--- What the task asks ---
Using the speech on credit union regulation, answer yes or no to whether each statement agrees with it, and quote the words that decide each one: (a) The speaker was appointed by President Obama. (b) The speaker intends to ease regulatory oversight of credit unions. (c) The speaker has to announce a financial institution's closing every Friday.

I know you are eager for the NCUA to ease up on the regulatory burden and be more flexible. On that subject I, as a proud appointee of President Obama, will draw my philosophy from an approach advocated by a high-ranking person from the Ronald Reagan era: "Just say no."

Nancy Reagan's "Just say no" strategy was ridiculed at the time, but was one of several factors that caused addiction rates to drop during the 1980s. And I have no doubt that it is the correct philosophy for responding to well-meaning credit unions and their advocates requesting that we be less aggressive in monitoring the system for safety and soundness.

It is refreshing to be at the GAC when things are looking better for the economy in general and particularly for credit unions. I know many of you and your members are still hurting, but things are looking up.

That's partially due to the economy, which is improving thanks to the strong federal response to the crisis.

Unlike Sheila Bair of the FDIC, I am not forced to announce the closing of a financial institution every Friday. Our annual exams are working, and we've made it more attractive for credit unions to merge.

--- Data shown ---
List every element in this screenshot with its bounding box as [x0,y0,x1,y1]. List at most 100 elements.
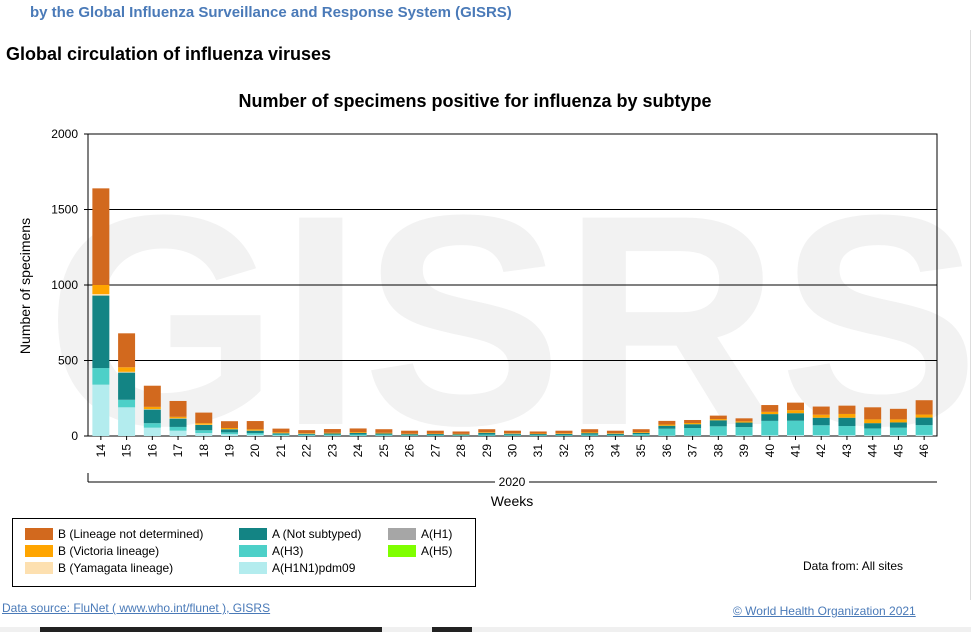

--- Task result ---
(a) Yes: "as a proud appointee of President Obama"
(b) No: "I have no doubt that it is the correct philosophy for responding to well-meaning credit unions and their advocates requesting that we be less aggressive in monitoring the system for safety and soundness."
(c) No: "Unlike Sheila Bair of the FDIC, I am not forced to announce the closing of a financial institution every Friday."